◆ EXTRACTED DATA:
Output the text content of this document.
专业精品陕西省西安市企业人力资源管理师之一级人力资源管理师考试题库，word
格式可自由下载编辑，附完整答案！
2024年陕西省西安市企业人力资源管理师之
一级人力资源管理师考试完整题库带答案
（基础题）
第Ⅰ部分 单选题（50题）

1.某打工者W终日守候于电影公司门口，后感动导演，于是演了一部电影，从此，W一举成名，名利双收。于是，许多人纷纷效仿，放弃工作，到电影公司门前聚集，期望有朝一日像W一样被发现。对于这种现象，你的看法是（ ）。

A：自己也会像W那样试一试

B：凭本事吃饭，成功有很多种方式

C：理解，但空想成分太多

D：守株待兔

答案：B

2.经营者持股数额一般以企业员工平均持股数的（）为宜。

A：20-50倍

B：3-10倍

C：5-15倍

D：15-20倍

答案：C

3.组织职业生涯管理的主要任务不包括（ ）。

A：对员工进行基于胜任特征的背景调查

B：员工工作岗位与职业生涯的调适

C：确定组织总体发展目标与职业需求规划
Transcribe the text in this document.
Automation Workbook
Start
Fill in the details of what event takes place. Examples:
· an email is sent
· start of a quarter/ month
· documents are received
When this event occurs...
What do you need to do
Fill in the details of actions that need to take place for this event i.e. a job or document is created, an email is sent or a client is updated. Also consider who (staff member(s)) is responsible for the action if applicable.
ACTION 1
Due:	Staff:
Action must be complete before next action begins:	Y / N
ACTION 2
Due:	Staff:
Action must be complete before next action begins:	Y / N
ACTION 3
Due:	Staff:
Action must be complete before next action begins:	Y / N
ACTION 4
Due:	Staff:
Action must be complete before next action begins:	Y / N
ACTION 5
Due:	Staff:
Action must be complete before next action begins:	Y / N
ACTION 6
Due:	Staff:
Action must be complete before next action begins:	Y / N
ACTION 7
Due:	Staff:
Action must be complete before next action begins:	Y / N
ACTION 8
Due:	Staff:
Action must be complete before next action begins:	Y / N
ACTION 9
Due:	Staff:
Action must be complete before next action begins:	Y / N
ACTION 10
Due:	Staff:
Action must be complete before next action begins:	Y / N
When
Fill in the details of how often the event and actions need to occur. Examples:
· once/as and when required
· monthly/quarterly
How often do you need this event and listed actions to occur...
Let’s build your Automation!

◆ REQUEST:
Repeat each of the entries above precisely as given.

◆ RESULT OF THE EXERCISE:
Output the text content of this document.
专业精品陕西省西安市企业人力资源管理师之一级人力资源管理师考试题库，word
格式可自由下载编辑，附完整答案！
2024年陕西省西安市企业人力资源管理师之
一级人力资源管理师考试完整题库带答案
（基础题）
第Ⅰ部分 单选题（50题）

1.某打工者W终日守候于电影公司门口，后感动导演，于是演了一部电影，从此，W一举成名，名利双收。于是，许多人纷纷效仿，放弃工作，到电影公司门前聚集，期望有朝一日像W一样被发现。对于这种现象，你的看法是（ ）。

A：自己也会像W那样试一试

B：凭本事吃饭，成功有很多种方式

C：理解，但空想成分太多

D：守株待兔

答案：B

2.经营者持股数额一般以企业员工平均持股数的（）为宜。

A：20-50倍

B：3-10倍

C：5-15倍

D：15-20倍

答案：C

3.组织职业生涯管理的主要任务不包括（ ）。

A：对员工进行基于胜任特征的背景调查

B：员工工作岗位与职业生涯的调适

C：确定组织总体发展目标与职业需求规划
Transcribe the text in this document.
Automation Workbook
Start
Fill in the details of what event takes place. Examples:
· an email is sent
· start of a quarter/ month
· documents are received
When this event occurs...
What do you need to do
Fill in the details of actions that need to take place for this event i.e. a job or document is created, an email is sent or a client is updated. Also consider who (staff member(s)) is responsible for the action if applicable.
ACTION 1
Due:	Staff:
Action must be complete before next action begins:	Y / N
ACTION 2
Due:	Staff:
Action must be complete before next action begins:	Y / N
ACTION 3
Due:	Staff:
Action must be complete before next action begins:	Y / N
ACTION 4
Due:	Staff:
Action must be complete before next action begins:	Y / N
ACTION 5
Due:	Staff:
Action must be complete before next action begins:	Y / N
ACTION 6
Due:	Staff:
Action must be complete before next action begins:	Y / N
ACTION 7
Due:	Staff:
Action must be complete before next action begins:	Y / N
ACTION 8
Due:	Staff:
Action must be complete before next action begins:	Y / N
ACTION 9
Due:	Staff:
Action must be complete before next action begins:	Y / N
ACTION 10
Due:	Staff:
Action must be complete before next action begins:	Y / N
When
Fill in the details of how often the event and actions need to occur. Examples:
· once/as and when required
· monthly/quarterly
How often do you need this event and listed actions to occur...
Let’s build your Automation!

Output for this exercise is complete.